## Task list
1. Reproduce the part of the Madaya article that opens with the words containing "Aid will simultaneously" and closes with "the besieged city.".
2. Render this sentence from the Madaya article in Spanish: "The ICRC is working with the Red Crescent and the United Nations to deliver the supplies."

## Source text
Hope for a Besieged Syrian Town

Aid convoys reached Madaya where as many as 28 people are reported to have died of starvation since December 1.

Omar Sanadiki / Reuters

Updated on January 11 at 3:06 p.m. ET

Aid convoys have arrived in the besieged Syrian town of Madaya where as many as 28 people are reported to have died of starvation since December 1.

The ICRC is working with the Red Crescent and the United Nations to deliver the supplies.

“Crowds of hungry kids around,” Sajjad Malik, UNHCR's representative in Syria, said in a text message from Madaya, the agency said in a statement. “It’s heart-breaking to see so many hungry people. It’s cold and raining but there is excitement because we are here with some food and blankets.”

Madaya, which is near Syria’s border with Lebanon, is controlled by rebel groups and has been subjected to a blockade for months by government forces and their allies in Hezbollah, the Shiite militia group from Lebanon. Madaya’s residents last received food and supplies six months ago. The  convoy—49 vehicles carrying basic food items, water, medical supplies, infant formula, and blankets—will deliver enough food to last about 40,000 people for one month.

Aid will simultaneously be delivered to Foua and Kefraia, two villages in northern Idlib province that have been encircled by rebels. Approximately 20,000 people are believed to be trapped in the villages since last March, and a convoy of 21 trucks is taking supplies to them.

On Monday, Médecins Sans Frontières (MSF), the international-aid group that’s also known as Doctors Without Borders, said five people, including a 9-year-old boy, died of starvation in Madaya on Sunday. That brings to 28 the number of people who have died because of a lack of food in the besieged city.

The starvation deaths in the city made Madaya the current face of suffering in Syria’s civil war. Reuters reports that Syrian rebel leaders told the UN that they won’t take part in talks with the government until the siege on Madaya, as well as other blockades, are lifted.

The Syrian civil war pits the government of President Bashar al-Assad, backed by Russia, Iran, and Hezbollah, against a slew of rebel groups, ranging from secular to Islamist. Some of these groups are backed by the West. The nearly five-year-long civil war has created a massive humanitarian disaster, a refugee crisis that has long-term political implications for Syria’s neighbors, and a massive influx of migrants to Europe.

## Material shown

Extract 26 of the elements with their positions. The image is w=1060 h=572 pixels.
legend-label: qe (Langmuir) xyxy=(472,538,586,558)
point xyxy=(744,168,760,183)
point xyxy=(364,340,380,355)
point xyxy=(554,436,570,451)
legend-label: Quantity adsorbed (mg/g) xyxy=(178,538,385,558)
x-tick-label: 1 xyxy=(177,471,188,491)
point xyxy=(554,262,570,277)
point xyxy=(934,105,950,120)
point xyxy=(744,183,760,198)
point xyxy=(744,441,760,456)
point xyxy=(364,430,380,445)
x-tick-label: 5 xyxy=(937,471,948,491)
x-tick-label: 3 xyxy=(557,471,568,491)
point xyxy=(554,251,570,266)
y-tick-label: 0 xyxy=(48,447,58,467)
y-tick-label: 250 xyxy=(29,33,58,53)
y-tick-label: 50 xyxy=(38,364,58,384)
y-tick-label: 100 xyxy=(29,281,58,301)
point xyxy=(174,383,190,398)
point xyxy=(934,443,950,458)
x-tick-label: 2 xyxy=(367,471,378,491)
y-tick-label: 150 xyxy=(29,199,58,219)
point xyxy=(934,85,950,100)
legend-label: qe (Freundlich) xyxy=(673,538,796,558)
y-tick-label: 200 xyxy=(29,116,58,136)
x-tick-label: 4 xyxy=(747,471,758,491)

## Exercise answers
1.
Aid will simultaneously be delivered to Foua and Kefraia, two villages in northern Idlib province that have been encircled by rebels. Approximately 20,000 people are believed to be trapped in the villages since last March, and a convoy of 21 trucks is taking supplies to them.

On Monday, Médecins Sans Frontières (MSF), the international-aid group that’s also known as Doctors Without Borders, said five people, including a 9-year-old boy, died of starvation in Madaya on Sunday. That brings to 28 the number of people who have died because of a lack of food in the besieged city.

2. El CICR está trabajando con la Media Luna Roja y las Naciones Unidas para entregar los suministros.